* START *

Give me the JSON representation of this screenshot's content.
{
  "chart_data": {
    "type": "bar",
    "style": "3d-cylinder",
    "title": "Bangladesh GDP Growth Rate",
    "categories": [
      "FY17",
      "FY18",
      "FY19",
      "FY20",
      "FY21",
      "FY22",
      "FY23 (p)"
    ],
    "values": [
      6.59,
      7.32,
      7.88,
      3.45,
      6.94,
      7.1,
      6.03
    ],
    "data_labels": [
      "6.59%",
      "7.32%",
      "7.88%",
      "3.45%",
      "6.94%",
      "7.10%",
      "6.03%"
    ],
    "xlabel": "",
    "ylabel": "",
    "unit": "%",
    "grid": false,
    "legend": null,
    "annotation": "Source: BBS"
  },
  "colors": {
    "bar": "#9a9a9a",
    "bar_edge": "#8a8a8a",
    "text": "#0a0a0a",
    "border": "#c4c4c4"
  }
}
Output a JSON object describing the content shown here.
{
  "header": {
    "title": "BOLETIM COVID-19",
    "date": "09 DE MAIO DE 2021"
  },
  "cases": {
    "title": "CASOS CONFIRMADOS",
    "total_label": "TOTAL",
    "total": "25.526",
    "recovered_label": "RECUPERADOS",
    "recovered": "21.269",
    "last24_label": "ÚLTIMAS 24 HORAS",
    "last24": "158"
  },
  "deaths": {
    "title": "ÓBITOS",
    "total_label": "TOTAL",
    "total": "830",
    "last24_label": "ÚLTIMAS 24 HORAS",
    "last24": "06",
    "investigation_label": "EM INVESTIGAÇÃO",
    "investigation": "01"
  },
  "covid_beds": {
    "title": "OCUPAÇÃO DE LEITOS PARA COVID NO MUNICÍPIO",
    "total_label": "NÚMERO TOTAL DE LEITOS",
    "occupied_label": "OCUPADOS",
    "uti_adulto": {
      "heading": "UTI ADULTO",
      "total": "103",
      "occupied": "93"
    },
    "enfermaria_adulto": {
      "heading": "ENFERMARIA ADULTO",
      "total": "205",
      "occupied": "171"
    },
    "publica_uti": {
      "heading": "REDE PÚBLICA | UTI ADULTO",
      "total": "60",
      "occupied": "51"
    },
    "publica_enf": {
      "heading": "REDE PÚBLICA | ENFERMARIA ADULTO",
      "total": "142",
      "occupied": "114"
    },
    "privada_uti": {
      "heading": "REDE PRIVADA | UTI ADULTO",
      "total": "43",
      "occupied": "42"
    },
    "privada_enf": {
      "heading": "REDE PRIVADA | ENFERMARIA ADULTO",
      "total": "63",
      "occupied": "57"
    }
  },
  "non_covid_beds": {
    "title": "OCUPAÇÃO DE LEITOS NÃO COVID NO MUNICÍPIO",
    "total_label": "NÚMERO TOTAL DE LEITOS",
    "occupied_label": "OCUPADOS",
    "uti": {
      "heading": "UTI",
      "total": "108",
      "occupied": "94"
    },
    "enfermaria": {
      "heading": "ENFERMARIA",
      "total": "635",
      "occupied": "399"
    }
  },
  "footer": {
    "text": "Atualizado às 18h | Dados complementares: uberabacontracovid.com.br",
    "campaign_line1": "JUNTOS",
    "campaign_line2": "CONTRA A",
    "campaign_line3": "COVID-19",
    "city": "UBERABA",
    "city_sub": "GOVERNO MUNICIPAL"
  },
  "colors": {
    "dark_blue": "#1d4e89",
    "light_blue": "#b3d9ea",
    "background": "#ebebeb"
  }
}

* END *

OBJECTIVE: Make an exact copy of every entry.

COMPLETE RESPONSE:
Give me the JSON representation of this screenshot's content.
{
  "chart_data": {
    "type": "bar",
    "style": "3d-cylinder",
    "title": "Bangladesh GDP Growth Rate",
    "categories": [
      "FY17",
      "FY18",
      "FY19",
      "FY20",
      "FY21",
      "FY22",
      "FY23 (p)"
    ],
    "values": [
      6.59,
      7.32,
      7.88,
      3.45,
      6.94,
      7.1,
      6.03
    ],
    "data_labels": [
      "6.59%",
      "7.32%",
      "7.88%",
      "3.45%",
      "6.94%",
      "7.10%",
      "6.03%"
    ],
    "xlabel": "",
    "ylabel": "",
    "unit": "%",
    "grid": false,
    "legend": null,
    "annotation": "Source: BBS"
  },
  "colors": {
    "bar": "#9a9a9a",
    "bar_edge": "#8a8a8a",
    "text": "#0a0a0a",
    "border": "#c4c4c4"
  }
}
Output a JSON object describing the content shown here.
{
  "header": {
    "title": "BOLETIM COVID-19",
    "date": "09 DE MAIO DE 2021"
  },
  "cases": {
    "title": "CASOS CONFIRMADOS",
    "total_label": "TOTAL",
    "total": "25.526",
    "recovered_label": "RECUPERADOS",
    "recovered": "21.269",
    "last24_label": "ÚLTIMAS 24 HORAS",
    "last24": "158"
  },
  "deaths": {
    "title": "ÓBITOS",
    "total_label": "TOTAL",
    "total": "830",
    "last24_label": "ÚLTIMAS 24 HORAS",
    "last24": "06",
    "investigation_label": "EM INVESTIGAÇÃO",
    "investigation": "01"
  },
  "covid_beds": {
    "title": "OCUPAÇÃO DE LEITOS PARA COVID NO MUNICÍPIO",
    "total_label": "NÚMERO TOTAL DE LEITOS",
    "occupied_label": "OCUPADOS",
    "uti_adulto": {
      "heading": "UTI ADULTO",
      "total": "103",
      "occupied": "93"
    },
    "enfermaria_adulto": {
      "heading": "ENFERMARIA ADULTO",
      "total": "205",
      "occupied": "171"
    },
    "publica_uti": {
      "heading": "REDE PÚBLICA | UTI ADULTO",
      "total": "60",
      "occupied": "51"
    },
    "publica_enf": {
      "heading": "REDE PÚBLICA | ENFERMARIA ADULTO",
      "total": "142",
      "occupied": "114"
    },
    "privada_uti": {
      "heading": "REDE PRIVADA | UTI ADULTO",
      "total": "43",
      "occupied": "42"
    },
    "privada_enf": {
      "heading": "REDE PRIVADA | ENFERMARIA ADULTO",
      "total": "63",
      "occupied": "57"
    }
  },
  "non_covid_beds": {
    "title": "OCUPAÇÃO DE LEITOS NÃO COVID NO MUNICÍPIO",
    "total_label": "NÚMERO TOTAL DE LEITOS",
    "occupied_label": "OCUPADOS",
    "uti": {
      "heading": "UTI",
      "total": "108",
      "occupied": "94"
    },
    "enfermaria": {
      "heading": "ENFERMARIA",
      "total": "635",
      "occupied": "399"
    }
  },
  "footer": {
    "text": "Atualizado às 18h | Dados complementares: uberabacontracovid.com.br",
    "campaign_line1": "JUNTOS",
    "campaign_line2": "CONTRA A",
    "campaign_line3": "COVID-19",
    "city": "UBERABA",
    "city_sub": "GOVERNO MUNICIPAL"
  },
  "colors": {
    "dark_blue": "#1d4e89",
    "light_blue": "#b3d9ea",
    "background": "#ebebeb"
  }
}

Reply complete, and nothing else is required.